WHAT TO WORK ON :: Can the data below be echoed back word for word?
......
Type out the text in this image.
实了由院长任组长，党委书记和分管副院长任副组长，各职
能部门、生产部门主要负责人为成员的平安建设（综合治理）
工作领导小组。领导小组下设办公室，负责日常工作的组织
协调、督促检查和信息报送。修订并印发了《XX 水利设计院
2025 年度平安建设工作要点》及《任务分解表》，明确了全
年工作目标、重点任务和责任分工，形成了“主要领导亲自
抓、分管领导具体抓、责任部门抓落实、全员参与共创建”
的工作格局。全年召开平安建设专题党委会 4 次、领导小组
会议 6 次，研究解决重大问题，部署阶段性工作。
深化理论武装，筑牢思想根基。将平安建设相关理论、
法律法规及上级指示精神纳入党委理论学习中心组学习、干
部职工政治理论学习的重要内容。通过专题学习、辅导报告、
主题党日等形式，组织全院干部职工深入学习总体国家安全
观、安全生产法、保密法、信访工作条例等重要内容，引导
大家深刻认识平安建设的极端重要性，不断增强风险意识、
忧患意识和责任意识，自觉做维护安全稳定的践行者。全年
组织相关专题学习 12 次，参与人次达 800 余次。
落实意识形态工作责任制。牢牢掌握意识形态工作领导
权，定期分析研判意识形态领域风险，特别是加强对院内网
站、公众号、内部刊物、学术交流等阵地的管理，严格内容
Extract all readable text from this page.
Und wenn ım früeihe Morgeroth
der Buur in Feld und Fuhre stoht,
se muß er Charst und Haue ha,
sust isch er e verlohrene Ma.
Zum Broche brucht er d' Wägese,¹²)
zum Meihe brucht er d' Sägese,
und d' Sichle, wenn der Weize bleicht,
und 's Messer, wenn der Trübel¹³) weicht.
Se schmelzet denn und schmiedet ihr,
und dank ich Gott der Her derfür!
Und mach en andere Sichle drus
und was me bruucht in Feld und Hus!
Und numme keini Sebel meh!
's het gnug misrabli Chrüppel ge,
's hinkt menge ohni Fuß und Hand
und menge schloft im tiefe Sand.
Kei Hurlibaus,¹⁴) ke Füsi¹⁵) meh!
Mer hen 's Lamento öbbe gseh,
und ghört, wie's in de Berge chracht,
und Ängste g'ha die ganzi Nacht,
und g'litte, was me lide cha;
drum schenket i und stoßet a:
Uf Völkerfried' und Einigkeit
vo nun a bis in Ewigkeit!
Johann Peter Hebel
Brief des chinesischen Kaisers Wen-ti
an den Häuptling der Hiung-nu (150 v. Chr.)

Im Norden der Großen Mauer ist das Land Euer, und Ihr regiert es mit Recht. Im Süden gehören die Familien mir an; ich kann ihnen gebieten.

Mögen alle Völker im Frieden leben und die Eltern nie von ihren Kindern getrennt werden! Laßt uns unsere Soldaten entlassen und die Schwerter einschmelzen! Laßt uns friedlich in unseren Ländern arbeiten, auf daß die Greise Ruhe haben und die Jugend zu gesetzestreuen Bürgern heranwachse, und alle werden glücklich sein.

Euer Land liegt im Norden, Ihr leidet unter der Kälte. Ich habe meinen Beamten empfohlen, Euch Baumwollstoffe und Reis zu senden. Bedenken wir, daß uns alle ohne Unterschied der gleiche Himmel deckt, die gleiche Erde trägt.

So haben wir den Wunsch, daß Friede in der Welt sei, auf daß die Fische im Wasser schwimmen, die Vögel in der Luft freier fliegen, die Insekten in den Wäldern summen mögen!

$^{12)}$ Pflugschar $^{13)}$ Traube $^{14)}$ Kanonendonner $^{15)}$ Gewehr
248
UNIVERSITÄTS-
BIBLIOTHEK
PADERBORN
......
WRITTEN RESPONSE ::
Type out the text in this image.
实了由院长任组长，党委书记和分管副院长任副组长，各职
能部门、生产部门主要负责人为成员的平安建设（综合治理）
工作领导小组。领导小组下设办公室，负责日常工作的组织
协调、督促检查和信息报送。修订并印发了《XX 水利设计院
2025 年度平安建设工作要点》及《任务分解表》，明确了全
年工作目标、重点任务和责任分工，形成了“主要领导亲自
抓、分管领导具体抓、责任部门抓落实、全员参与共创建”
的工作格局。全年召开平安建设专题党委会 4 次、领导小组
会议 6 次，研究解决重大问题，部署阶段性工作。
深化理论武装，筑牢思想根基。将平安建设相关理论、
法律法规及上级指示精神纳入党委理论学习中心组学习、干
部职工政治理论学习的重要内容。通过专题学习、辅导报告、
主题党日等形式，组织全院干部职工深入学习总体国家安全
观、安全生产法、保密法、信访工作条例等重要内容，引导
大家深刻认识平安建设的极端重要性，不断增强风险意识、
忧患意识和责任意识，自觉做维护安全稳定的践行者。全年
组织相关专题学习 12 次，参与人次达 800 余次。
落实意识形态工作责任制。牢牢掌握意识形态工作领导
权，定期分析研判意识形态领域风险，特别是加强对院内网
站、公众号、内部刊物、学术交流等阵地的管理，严格内容
Extract all readable text from this page.
Und wenn ım früeihe Morgeroth
der Buur in Feld und Fuhre stoht,
se muß er Charst und Haue ha,
sust isch er e verlohrene Ma.
Zum Broche brucht er d' Wägese,¹²)
zum Meihe brucht er d' Sägese,
und d' Sichle, wenn der Weize bleicht,
und 's Messer, wenn der Trübel¹³) weicht.
Se schmelzet denn und schmiedet ihr,
und dank ich Gott der Her derfür!
Und mach en andere Sichle drus
und was me bruucht in Feld und Hus!
Und numme keini Sebel meh!
's het gnug misrabli Chrüppel ge,
's hinkt menge ohni Fuß und Hand
und menge schloft im tiefe Sand.
Kei Hurlibaus,¹⁴) ke Füsi¹⁵) meh!
Mer hen 's Lamento öbbe gseh,
und ghört, wie's in de Berge chracht,
und Ängste g'ha die ganzi Nacht,
und g'litte, was me lide cha;
drum schenket i und stoßet a:
Uf Völkerfried' und Einigkeit
vo nun a bis in Ewigkeit!
Johann Peter Hebel
Brief des chinesischen Kaisers Wen-ti
an den Häuptling der Hiung-nu (150 v. Chr.)

Im Norden der Großen Mauer ist das Land Euer, und Ihr regiert es mit Recht. Im Süden gehören die Familien mir an; ich kann ihnen gebieten.

Mögen alle Völker im Frieden leben und die Eltern nie von ihren Kindern getrennt werden! Laßt uns unsere Soldaten entlassen und die Schwerter einschmelzen! Laßt uns friedlich in unseren Ländern arbeiten, auf daß die Greise Ruhe haben und die Jugend zu gesetzestreuen Bürgern heranwachse, und alle werden glücklich sein.

Euer Land liegt im Norden, Ihr leidet unter der Kälte. Ich habe meinen Beamten empfohlen, Euch Baumwollstoffe und Reis zu senden. Bedenken wir, daß uns alle ohne Unterschied der gleiche Himmel deckt, die gleiche Erde trägt.

So haben wir den Wunsch, daß Friede in der Welt sei, auf daß die Fische im Wasser schwimmen, die Vögel in der Luft freier fliegen, die Insekten in den Wäldern summen mögen!

$^{12)}$ Pflugschar $^{13)}$ Traube $^{14)}$ Kanonendonner $^{15)}$ Gewehr
248
UNIVERSITÄTS-
BIBLIOTHEK
PADERBORN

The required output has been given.